■ **EXTRACTED MATERIAL**:

▽

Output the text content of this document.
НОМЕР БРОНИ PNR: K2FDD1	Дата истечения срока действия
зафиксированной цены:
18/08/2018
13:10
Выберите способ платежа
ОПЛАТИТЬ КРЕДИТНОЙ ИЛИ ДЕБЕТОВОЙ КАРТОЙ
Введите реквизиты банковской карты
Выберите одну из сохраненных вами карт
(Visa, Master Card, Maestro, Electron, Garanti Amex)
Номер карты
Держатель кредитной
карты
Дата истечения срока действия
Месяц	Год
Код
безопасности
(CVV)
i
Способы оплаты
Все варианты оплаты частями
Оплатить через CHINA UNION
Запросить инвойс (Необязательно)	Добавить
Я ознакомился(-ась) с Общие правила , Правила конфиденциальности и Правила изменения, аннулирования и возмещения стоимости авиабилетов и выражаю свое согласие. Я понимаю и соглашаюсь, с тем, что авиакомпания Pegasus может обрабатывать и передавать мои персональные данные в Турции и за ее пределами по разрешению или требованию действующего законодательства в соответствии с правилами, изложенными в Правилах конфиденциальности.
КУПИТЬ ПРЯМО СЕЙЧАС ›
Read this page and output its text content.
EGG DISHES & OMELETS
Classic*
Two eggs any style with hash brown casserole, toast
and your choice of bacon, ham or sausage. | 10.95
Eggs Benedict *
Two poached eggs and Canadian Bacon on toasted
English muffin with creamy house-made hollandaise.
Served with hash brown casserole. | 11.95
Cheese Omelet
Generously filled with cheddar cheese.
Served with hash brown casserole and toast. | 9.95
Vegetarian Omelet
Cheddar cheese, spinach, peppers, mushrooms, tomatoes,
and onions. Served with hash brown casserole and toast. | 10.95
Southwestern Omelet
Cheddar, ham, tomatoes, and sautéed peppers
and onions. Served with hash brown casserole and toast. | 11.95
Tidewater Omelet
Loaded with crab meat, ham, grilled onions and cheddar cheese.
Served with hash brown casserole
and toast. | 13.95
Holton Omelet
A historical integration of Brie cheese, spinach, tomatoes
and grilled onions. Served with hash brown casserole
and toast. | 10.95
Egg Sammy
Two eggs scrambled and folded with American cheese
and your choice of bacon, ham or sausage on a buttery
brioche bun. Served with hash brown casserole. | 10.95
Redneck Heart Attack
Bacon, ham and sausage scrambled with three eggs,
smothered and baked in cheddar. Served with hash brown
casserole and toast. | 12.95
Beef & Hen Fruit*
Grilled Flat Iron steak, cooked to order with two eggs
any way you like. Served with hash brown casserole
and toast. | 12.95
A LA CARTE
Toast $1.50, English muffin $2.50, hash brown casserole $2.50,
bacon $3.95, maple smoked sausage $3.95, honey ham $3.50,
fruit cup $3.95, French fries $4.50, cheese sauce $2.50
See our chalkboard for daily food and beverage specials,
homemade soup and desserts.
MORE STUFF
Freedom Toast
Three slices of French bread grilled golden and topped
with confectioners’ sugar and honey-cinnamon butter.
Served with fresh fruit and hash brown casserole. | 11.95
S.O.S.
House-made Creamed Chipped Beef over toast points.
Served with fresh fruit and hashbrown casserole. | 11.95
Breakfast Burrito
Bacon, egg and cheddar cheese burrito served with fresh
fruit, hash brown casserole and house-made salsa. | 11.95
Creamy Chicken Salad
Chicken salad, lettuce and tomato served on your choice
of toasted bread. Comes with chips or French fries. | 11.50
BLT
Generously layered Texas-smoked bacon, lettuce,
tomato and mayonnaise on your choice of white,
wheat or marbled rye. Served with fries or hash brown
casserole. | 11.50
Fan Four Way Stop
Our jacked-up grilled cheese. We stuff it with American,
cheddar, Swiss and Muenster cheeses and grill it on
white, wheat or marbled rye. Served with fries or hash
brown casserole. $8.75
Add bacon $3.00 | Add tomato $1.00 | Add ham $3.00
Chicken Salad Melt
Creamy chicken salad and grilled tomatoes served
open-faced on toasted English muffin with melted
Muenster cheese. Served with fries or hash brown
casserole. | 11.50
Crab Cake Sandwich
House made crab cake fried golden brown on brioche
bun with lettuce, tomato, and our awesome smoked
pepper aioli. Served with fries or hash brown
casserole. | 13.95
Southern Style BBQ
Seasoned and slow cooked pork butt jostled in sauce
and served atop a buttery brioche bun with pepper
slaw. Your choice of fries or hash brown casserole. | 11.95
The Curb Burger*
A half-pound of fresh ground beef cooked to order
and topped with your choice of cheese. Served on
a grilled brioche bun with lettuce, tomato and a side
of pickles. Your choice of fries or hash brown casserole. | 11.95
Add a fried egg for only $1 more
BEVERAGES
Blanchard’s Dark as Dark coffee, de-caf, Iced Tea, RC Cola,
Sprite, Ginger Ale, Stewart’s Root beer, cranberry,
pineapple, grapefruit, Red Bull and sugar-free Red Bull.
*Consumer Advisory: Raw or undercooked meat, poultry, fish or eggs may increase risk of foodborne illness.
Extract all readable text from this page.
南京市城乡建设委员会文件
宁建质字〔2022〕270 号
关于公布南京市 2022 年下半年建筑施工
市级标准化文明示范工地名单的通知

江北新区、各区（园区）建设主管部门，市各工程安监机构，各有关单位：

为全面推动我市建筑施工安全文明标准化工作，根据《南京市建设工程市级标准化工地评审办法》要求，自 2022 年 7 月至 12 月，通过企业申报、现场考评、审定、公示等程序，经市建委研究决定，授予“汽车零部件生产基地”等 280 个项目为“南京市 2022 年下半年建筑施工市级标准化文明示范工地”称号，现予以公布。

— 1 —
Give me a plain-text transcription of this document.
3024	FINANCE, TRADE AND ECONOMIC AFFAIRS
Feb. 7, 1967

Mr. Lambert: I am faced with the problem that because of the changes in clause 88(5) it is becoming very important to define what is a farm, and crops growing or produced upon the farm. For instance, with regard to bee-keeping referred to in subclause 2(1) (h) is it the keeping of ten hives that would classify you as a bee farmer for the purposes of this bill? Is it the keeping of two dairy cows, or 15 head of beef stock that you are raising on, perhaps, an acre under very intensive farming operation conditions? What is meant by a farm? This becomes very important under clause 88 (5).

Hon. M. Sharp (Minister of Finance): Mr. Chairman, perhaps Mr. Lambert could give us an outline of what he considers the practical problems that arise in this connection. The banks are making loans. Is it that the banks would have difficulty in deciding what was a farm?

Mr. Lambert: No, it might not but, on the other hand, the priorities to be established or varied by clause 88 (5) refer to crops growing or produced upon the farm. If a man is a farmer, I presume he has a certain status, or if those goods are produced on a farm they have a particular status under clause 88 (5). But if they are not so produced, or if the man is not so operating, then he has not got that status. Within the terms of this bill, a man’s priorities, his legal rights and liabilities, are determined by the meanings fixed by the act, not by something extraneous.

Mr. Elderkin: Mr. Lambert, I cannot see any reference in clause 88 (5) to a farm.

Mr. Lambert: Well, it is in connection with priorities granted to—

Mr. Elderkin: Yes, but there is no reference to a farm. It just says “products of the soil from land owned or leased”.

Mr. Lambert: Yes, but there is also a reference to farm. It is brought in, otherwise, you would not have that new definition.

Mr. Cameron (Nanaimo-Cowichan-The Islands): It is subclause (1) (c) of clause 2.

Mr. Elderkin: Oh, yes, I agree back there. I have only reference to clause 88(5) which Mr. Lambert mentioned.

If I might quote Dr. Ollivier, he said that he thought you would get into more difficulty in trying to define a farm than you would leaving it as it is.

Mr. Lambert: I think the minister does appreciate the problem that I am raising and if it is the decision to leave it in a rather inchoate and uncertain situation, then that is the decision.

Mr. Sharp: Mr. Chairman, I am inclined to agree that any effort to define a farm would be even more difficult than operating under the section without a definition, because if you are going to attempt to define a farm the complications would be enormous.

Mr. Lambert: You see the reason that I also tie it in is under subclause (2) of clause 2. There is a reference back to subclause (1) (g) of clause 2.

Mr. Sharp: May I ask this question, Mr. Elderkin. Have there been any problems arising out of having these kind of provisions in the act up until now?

△

Answer with one number: how many lines in the listing hold "sauce".

■ **FINISHED TASK**: 2